GIVEN PASSAGE:
In Which I Pretend to Understand a Millennia-Old Tradition After Reading a 120-Page Book on the Beach

Sunrise at Key Biscayne, off the coast of Miami.

On the list of things for which I am grateful lately, spending ten days with my husband and his family on the beach of Key Biscayne ranks near the top.

A highlight of the vacation has been the extended time I’ve given to one of my favorite activities: reading. Among the numerous books I’ve read on this trip is one I received as a gift (thank you, Evan!) just before departure: The Other Shore, by Buddhist master Thich Nhat Hanh.

By the time I reached the end of the introduction, in which Thich Nhat Hanh explains the rational behind his translation and editorial comments, I knew I would enjoy this read:

I hope you enjoy practicing and chanting this new version of the Heart Sutra in English. On the twenty-first day of August in 2014, at around three in the morning, just after I finished the translation, a moon ray penetrated my room.

The Other Shore, p. 22

How delightful! No commentary on the moonbeam, no interpretation that it is some sort of cosmic affirmation of the author’s work. Just simple noticing: there, a moon ray!

Studying this text transported me back to my undergraduate days majoring in comparative religion. Though my college experience invited me to explore traditions and philosophies with an academic lens, I couldn’t help but juxtapose those vocabularies with my native (and continually chosen) Jewish one. Reading The Other Shore with the same mindset thus felt like familiar ground.

The central notions of the Prajñāpāramitā-hṛdaya Sūtra (c. sixth century CE), which is commonly called the Heart Sutra but Thich Nhat Hanh titles more literally as “The Insight that Brings Us to the Other Shore,” are that of “interbeing” and its companion “emptiness.” Consider the following:

If you are a poet, you will see clearly that there is a cloud floating in this sheet of paper. Without a cloud, there can be no rain; without rain, the tree cannot grow; and without trees, we cannot make paper. The cloud is essential for the paper to exist. If the cloud is not here, the sheet of paper cannot be here either. So we say that the cloud and the paper inter-are.

GIVEN DATA:
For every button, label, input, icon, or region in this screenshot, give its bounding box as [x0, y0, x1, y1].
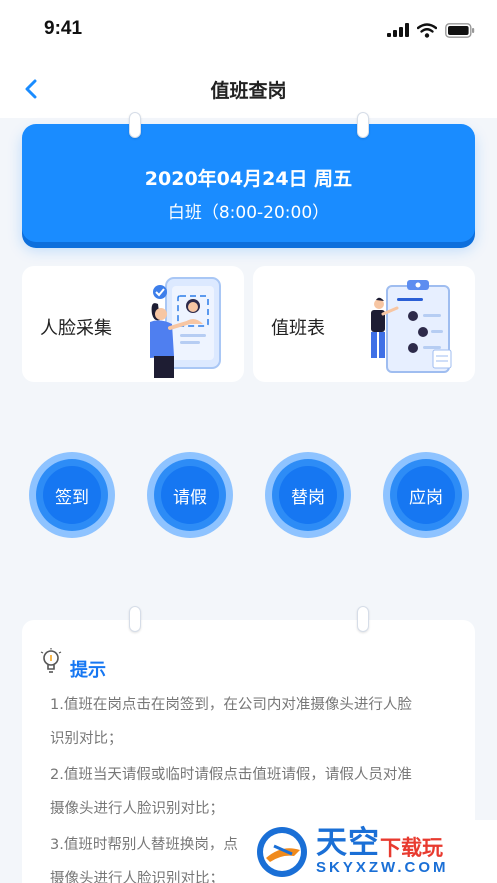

EXERCISE SET:
• a. Could you copy word for word the post about reading The Other Shore, everything from "I hope you enjoy" down to "a moon ray!"?
• b. Will you proceed with the post about reading The Other Shore, writing on from the point where it stops?

RESULTS IN ORDER:
• a.
I hope you enjoy practicing and chanting this new version of the Heart Sutra in English. On the twenty-first day of August in 2014, at around three in the morning, just after I finished the translation, a moon ray penetrated my room.

The Other Shore, p. 22

How delightful! No commentary on the moonbeam, no interpretation that it is some sort of cosmic affirmation of the author’s work. Just simple noticing: there, a moon ray!

• b.
The Other Shore, p. 27

In my undergraduate studies, I encountered this notion, central to Buddhist traditions, as “co-arising.” It means that nothing happens on its own. Everything, like the sheet of paper, comes into being only in relation to everything else that also comes into being. This extends to you and me: our bodies exist only because the clouds and rain and trees exist. Same goes for our senses, perceptions, and thoughts, which arise together with our bodies and in turn affect how our bodies interact with the rest of the world. Everything “inter-is,” and we are co-creators.

Looking even more deeply, we can see we are also in the paper. This is not difficult to see, because when we look at a sheet of paper, the sheet of paper becomes the object of our perception. It is becoming more and more clear to neuroscientists that we cannot exactly speak of an objective world outside our perceptions, nor can we speak of a wholly subjective world in which things exist only in our mind.

The Other Shore, p. 28.

Described one way, the piece of paper is not paper at all; it is merely a collection of molecules with a certain form. Only by virtue of our grasping it as paper does it attain the reality of being paper. Nothing has existence independent of everything else. Hence interbeing’s companion: emptiness, that everything is empty of a separate, essential self. The sheet of paper is empty.

[The paper] cannot just be by itself. It has to inter-be with the sunshine, the cloud, the forest, the logger, the mind, and everything else. It is empty of a separate self. But empty of a separate self means full of everything.

So our body is empty of a separate self but full of everything in the cosmos. Our feelings, perceptions, mental formations, and consciousness are all empty of their own separate nature and at the same time full of everything that exists.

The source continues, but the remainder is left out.